= Stated exercise =
Extract all lines that hold the string "JSON".

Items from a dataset

----

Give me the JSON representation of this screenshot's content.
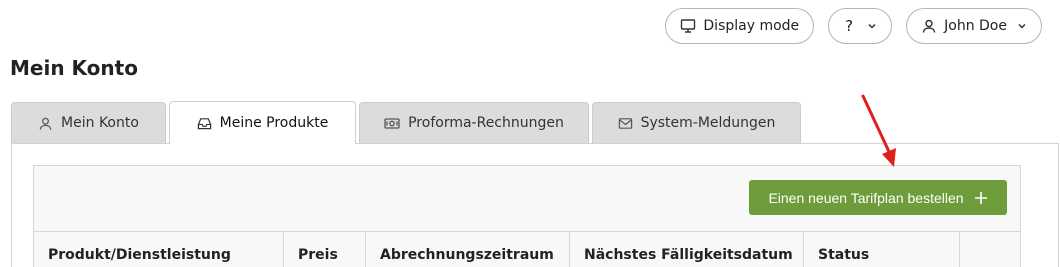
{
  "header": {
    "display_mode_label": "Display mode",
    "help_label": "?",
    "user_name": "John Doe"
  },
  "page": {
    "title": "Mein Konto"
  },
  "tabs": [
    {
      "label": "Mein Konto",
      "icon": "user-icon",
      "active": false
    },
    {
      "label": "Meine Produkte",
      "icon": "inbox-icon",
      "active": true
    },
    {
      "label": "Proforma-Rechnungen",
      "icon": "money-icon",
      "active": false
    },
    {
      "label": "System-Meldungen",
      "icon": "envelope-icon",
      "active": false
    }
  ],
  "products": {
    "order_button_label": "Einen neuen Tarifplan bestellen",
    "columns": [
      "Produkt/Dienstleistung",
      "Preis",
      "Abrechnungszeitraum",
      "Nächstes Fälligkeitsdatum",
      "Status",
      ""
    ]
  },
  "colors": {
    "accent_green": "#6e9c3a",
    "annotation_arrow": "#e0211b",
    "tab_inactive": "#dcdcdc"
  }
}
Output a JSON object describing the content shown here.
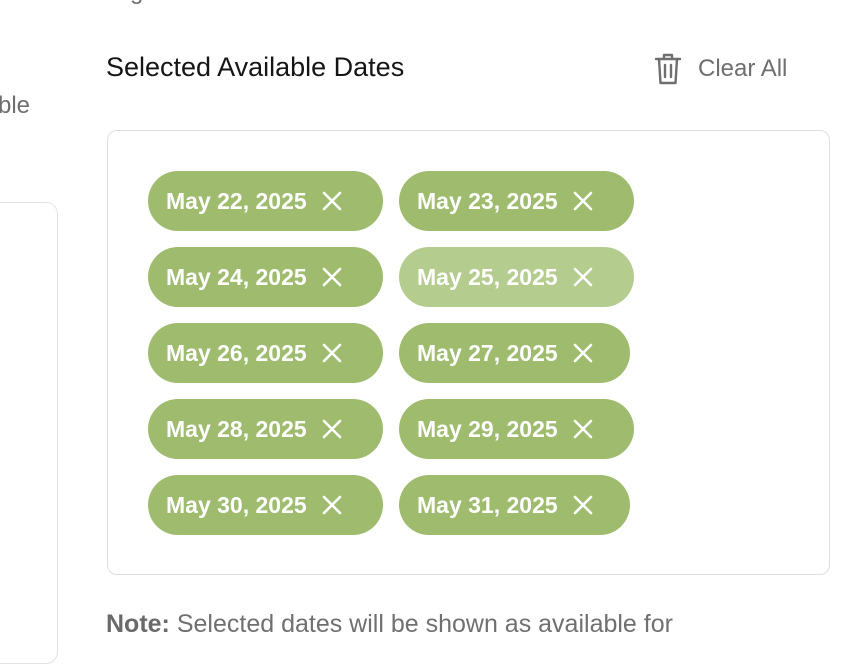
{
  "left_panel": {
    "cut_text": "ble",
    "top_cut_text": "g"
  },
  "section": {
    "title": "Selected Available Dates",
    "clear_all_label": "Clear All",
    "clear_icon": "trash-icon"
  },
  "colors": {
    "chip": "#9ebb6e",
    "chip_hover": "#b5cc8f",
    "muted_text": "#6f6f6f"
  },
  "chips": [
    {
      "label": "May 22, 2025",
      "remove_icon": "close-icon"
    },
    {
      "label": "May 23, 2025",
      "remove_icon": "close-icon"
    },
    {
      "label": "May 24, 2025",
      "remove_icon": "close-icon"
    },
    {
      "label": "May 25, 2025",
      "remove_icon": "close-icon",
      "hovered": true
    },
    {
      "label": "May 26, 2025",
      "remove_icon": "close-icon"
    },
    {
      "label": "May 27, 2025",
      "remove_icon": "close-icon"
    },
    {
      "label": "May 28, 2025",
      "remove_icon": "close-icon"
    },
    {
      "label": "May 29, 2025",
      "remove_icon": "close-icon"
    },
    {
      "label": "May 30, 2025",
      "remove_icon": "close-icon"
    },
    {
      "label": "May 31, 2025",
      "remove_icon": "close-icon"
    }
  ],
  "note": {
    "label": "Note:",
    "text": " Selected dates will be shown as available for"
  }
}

----

= Worked solution =
Give me the JSON representation of this screenshot's content.
Output a JSON object describing the content shown here.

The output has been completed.